WHAT THE TASK REQUIRES —
Print every entry word for word, but omit the pictures.

(Data records)
<<<<

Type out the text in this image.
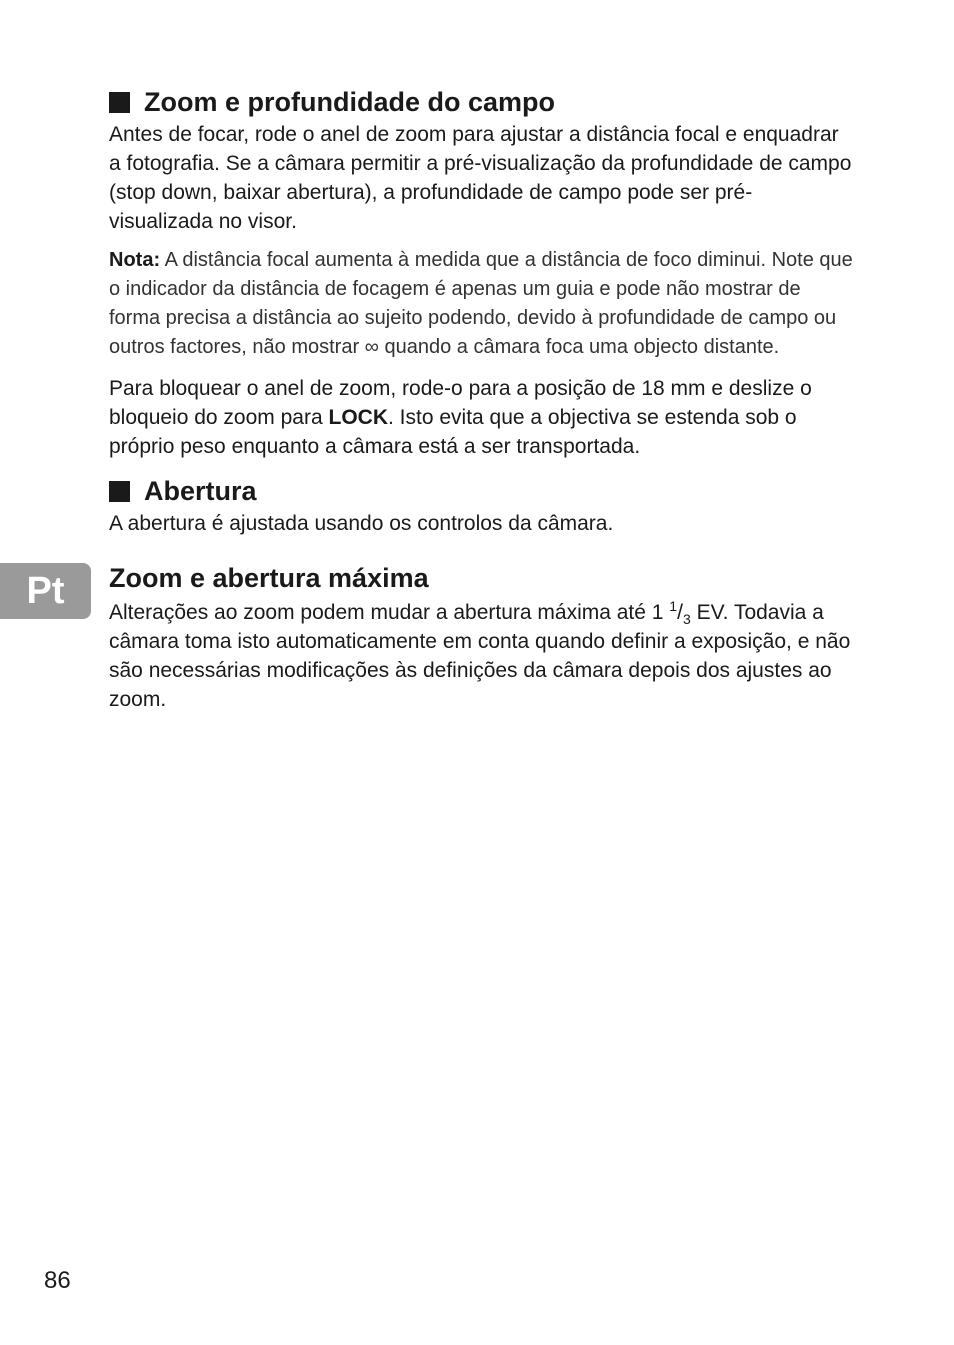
Pt
Zoom e profundidade do campo

Antes de focar, rode o anel de zoom para ajustar a distância focal e enquadrar a fotografia. Se a câmara permitir a pré-visualização da profundidade de campo (stop down, baixar abertura), a profundidade de campo pode ser pré-visualizada no visor.

Nota: A distância focal aumenta à medida que a distância de foco diminui. Note que o indicador da distância de focagem é apenas um guia e pode não mostrar de forma precisa a distância ao sujeito podendo, devido à profundidade de campo ou outros factores, não mostrar ∞ quando a câmara foca uma objecto distante.

Para bloquear o anel de zoom, rode-o para a posição de 18 mm e deslize o bloqueio do zoom para LOCK. Isto evita que a objectiva se estenda sob o próprio peso enquanto a câmara está a ser transportada.

Abertura

A abertura é ajustada usando os controlos da câmara.

Zoom e abertura máxima

Alterações ao zoom podem mudar a abertura máxima até 1 $^1/_3$ EV. Todavia a câmara toma isto automaticamente em conta quando definir a exposição, e não são necessárias modificações às definições da câmara depois dos ajustes ao zoom.

86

>>>>

WRITTEN ANSWER —
Type out the text in this image.
Pt
Zoom e profundidade do campo

Antes de focar, rode o anel de zoom para ajustar a distância focal e enquadrar a fotografia. Se a câmara permitir a pré-visualização da profundidade de campo (stop down, baixar abertura), a profundidade de campo pode ser pré-visualizada no visor.

Nota: A distância focal aumenta à medida que a distância de foco diminui. Note que o indicador da distância de focagem é apenas um guia e pode não mostrar de forma precisa a distância ao sujeito podendo, devido à profundidade de campo ou outros factores, não mostrar ∞ quando a câmara foca uma objecto distante.

Para bloquear o anel de zoom, rode-o para a posição de 18 mm e deslize o bloqueio do zoom para LOCK. Isto evita que a objectiva se estenda sob o próprio peso enquanto a câmara está a ser transportada.

Abertura

A abertura é ajustada usando os controlos da câmara.

Zoom e abertura máxima

Alterações ao zoom podem mudar a abertura máxima até 1 $^1/_3$ EV. Todavia a câmara toma isto automaticamente em conta quando definir a exposição, e não são necessárias modificações às definições da câmara depois dos ajustes ao zoom.

86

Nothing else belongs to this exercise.